[Collected data]

=====

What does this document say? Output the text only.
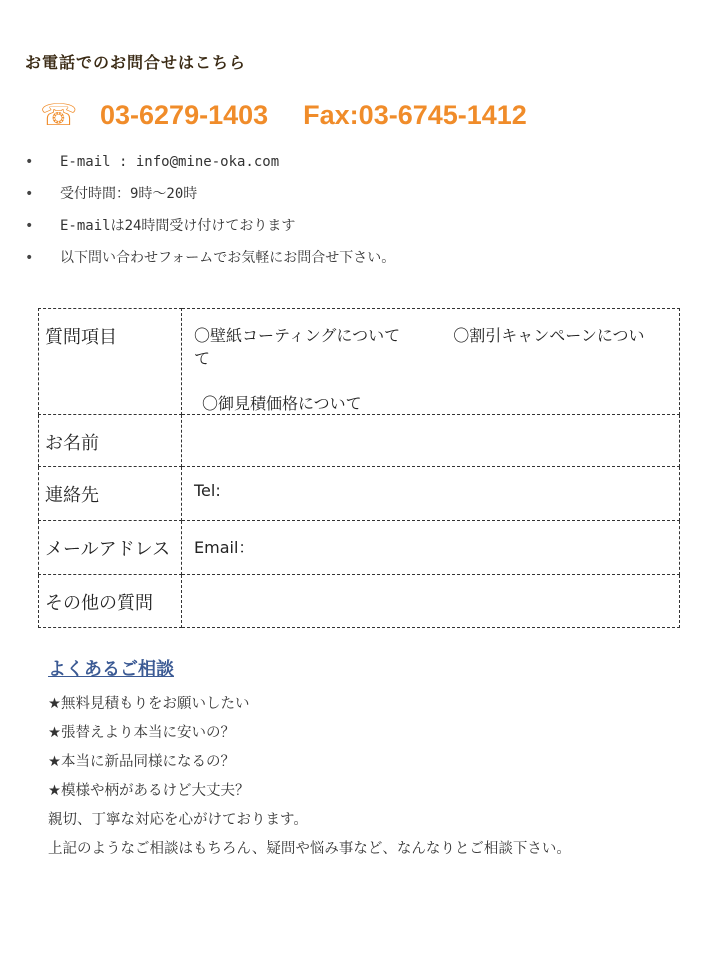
お電話でのお問合せはこちら
☏ 03-6279-1403 Fax:03-6745-1412
•	E-mail : info@mine-oka.com
•	受付時間：9時～20時
•	E-mailは24時間受け付けております
•	以下問い合わせフォームでお気軽にお問合せ下さい。
質問項目	〇壁紙コーティングについて 〇割引キャンペーンについて
〇御見積価格について

お名前	
連絡先	Tel:
メールアドレス	Email：
その他の質問	
よくあるご相談
★無料見積もりをお願いしたい
★張替えより本当に安いの？
★本当に新品同様になるの？
★模様や柄があるけど大丈夫？
親切、丁寧な対応を心がけております。
上記のようなご相談はもちろん、疑問や悩み事など、なんなりとご相談下さい。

=====

--- Problem to solve ---
Copy the records above exactly, leaving out every picture.

--- Output for this task ---
What does this document say? Output the text only.
お電話でのお問合せはこちら
☏ 03-6279-1403 Fax:03-6745-1412
•	E-mail : info@mine-oka.com
•	受付時間：9時～20時
•	E-mailは24時間受け付けております
•	以下問い合わせフォームでお気軽にお問合せ下さい。
質問項目	〇壁紙コーティングについて 〇割引キャンペーンについて
〇御見積価格について

お名前	
連絡先	Tel:
メールアドレス	Email：
その他の質問	
よくあるご相談
★無料見積もりをお願いしたい
★張替えより本当に安いの？
★本当に新品同様になるの？
★模様や柄があるけど大丈夫？
親切、丁寧な対応を心がけております。
上記のようなご相談はもちろん、疑問や悩み事など、なんなりとご相談下さい。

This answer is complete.